◆ STORED ROWS:
BEGIN
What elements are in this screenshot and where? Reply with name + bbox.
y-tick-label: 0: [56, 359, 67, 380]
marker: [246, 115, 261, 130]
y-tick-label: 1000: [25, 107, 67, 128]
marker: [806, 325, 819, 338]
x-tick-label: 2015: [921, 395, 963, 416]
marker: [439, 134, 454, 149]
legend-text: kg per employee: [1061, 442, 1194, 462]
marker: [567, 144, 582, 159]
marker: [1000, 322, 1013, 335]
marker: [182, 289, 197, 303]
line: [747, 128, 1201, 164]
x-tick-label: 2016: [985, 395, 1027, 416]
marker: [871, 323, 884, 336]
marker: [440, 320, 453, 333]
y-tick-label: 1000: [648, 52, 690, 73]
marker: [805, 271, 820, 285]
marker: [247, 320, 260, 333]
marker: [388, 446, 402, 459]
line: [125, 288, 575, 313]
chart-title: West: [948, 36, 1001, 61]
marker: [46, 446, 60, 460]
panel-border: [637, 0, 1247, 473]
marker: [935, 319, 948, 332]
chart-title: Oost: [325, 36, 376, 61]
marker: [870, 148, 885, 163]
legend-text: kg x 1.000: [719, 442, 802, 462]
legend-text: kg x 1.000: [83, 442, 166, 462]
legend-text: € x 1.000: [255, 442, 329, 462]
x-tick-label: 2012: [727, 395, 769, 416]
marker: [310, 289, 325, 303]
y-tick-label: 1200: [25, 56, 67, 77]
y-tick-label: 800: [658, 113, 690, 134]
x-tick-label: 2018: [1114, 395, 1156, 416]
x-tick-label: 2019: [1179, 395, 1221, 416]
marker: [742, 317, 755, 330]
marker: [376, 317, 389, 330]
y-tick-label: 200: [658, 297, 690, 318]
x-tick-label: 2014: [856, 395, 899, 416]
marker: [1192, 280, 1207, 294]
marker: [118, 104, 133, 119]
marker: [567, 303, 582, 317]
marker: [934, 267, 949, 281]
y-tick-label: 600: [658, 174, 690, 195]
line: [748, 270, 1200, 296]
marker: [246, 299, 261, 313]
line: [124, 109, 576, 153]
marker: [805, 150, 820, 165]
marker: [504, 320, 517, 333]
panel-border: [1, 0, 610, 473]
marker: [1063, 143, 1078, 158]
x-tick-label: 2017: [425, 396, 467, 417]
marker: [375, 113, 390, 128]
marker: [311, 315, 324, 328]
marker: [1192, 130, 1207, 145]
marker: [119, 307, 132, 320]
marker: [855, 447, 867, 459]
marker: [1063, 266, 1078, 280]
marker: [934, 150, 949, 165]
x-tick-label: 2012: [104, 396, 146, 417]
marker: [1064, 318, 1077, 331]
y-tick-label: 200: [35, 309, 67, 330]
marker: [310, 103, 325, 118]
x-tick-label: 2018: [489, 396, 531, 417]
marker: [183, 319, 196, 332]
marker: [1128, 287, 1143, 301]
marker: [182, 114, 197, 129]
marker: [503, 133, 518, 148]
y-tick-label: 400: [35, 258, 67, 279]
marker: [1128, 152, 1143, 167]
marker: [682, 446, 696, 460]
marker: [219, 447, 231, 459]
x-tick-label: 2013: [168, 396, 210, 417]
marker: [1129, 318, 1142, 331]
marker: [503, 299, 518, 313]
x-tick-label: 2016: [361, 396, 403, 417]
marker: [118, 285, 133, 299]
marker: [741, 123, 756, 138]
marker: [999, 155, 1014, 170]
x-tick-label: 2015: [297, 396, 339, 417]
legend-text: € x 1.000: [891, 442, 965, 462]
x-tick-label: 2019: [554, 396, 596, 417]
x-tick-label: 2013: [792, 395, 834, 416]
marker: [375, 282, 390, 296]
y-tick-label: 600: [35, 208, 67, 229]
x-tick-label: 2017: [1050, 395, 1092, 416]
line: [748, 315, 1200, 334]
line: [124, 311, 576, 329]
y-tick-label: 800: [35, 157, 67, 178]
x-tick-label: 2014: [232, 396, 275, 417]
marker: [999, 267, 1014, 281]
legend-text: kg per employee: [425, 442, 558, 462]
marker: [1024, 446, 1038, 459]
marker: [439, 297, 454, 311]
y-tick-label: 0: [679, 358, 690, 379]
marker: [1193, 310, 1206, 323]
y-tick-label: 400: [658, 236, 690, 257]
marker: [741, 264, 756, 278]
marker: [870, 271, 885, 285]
END
◆ TASK PROMPT: Retype the entries character for character, from the first line of the entries down to and including the line that contains "marker: [439, 134, 454, 149]".

◆ COMPLETED TASK:
What elements are in this screenshot and where? Reply with name + bbox.
y-tick-label: 0: [56, 359, 67, 380]
marker: [246, 115, 261, 130]
y-tick-label: 1000: [25, 107, 67, 128]
marker: [806, 325, 819, 338]
x-tick-label: 2015: [921, 395, 963, 416]
marker: [439, 134, 454, 149]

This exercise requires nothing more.